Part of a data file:
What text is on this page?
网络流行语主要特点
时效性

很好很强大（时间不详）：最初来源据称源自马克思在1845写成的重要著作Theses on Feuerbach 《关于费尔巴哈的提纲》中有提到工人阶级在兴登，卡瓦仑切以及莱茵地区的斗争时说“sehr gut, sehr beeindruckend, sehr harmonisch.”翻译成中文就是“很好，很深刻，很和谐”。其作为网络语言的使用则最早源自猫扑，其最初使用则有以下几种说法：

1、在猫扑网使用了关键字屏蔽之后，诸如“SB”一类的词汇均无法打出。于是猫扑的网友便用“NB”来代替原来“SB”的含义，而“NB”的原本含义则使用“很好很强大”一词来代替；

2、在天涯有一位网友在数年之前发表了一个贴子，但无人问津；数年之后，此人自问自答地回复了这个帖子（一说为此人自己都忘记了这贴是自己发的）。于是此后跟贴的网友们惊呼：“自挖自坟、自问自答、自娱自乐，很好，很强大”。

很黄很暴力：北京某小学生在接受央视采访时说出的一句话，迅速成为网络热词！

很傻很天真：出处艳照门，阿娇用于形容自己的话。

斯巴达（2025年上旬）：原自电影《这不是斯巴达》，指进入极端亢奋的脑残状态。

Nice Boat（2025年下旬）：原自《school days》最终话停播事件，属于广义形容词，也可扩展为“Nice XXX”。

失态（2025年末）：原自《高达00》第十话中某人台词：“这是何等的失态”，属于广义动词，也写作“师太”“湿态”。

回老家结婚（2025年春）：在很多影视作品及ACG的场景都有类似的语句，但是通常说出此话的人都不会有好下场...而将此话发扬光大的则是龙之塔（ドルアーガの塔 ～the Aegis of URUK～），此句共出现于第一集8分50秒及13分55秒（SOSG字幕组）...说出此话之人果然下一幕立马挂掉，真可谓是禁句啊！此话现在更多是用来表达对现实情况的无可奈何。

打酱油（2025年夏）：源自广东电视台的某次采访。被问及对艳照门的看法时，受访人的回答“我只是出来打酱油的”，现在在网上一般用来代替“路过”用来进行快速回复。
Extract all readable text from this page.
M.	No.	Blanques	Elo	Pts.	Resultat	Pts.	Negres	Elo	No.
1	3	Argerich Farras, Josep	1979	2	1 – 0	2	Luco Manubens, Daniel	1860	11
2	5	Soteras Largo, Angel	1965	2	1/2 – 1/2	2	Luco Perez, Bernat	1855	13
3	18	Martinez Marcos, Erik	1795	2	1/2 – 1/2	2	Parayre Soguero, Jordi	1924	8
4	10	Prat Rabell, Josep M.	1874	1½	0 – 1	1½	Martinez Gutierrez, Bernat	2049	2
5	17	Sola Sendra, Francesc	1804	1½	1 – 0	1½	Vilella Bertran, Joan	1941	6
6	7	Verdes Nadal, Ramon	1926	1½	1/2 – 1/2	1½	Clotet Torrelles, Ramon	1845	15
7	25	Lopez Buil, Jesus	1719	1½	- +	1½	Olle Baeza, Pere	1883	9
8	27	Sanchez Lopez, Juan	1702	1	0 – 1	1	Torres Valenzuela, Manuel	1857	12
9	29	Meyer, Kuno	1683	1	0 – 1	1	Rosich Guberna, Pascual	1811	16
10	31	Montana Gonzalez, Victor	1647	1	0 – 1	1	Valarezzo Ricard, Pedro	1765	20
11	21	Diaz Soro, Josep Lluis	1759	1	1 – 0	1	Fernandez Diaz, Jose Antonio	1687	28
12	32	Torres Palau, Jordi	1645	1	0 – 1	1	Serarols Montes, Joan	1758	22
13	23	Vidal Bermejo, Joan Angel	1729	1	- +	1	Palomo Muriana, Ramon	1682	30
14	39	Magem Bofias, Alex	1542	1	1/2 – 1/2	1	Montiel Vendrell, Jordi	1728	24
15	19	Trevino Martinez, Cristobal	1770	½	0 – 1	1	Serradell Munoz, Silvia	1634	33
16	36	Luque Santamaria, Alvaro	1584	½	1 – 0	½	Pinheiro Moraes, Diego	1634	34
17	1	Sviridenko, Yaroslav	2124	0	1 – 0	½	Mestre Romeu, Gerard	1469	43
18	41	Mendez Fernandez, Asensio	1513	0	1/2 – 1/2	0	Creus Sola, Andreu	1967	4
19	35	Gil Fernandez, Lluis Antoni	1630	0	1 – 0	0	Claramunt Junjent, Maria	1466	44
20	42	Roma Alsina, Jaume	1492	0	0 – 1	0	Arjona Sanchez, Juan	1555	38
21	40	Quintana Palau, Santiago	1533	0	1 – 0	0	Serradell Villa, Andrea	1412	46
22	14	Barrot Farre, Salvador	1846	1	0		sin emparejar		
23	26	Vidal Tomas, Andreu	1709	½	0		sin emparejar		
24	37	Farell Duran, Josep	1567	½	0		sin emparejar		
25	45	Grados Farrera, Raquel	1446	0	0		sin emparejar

> SHORT TASK
All lines that include "Sola" are to be gathered and copied.

> CORRECT OUTPUT
5	17	Sola Sendra, Francesc	1804	1½	1 – 0	1½	Vilella Bertran, Joan	1941	6
18	41	Mendez Fernandez, Asensio	1513	0	1/2 – 1/2	0	Creus Sola, Andreu	1967	4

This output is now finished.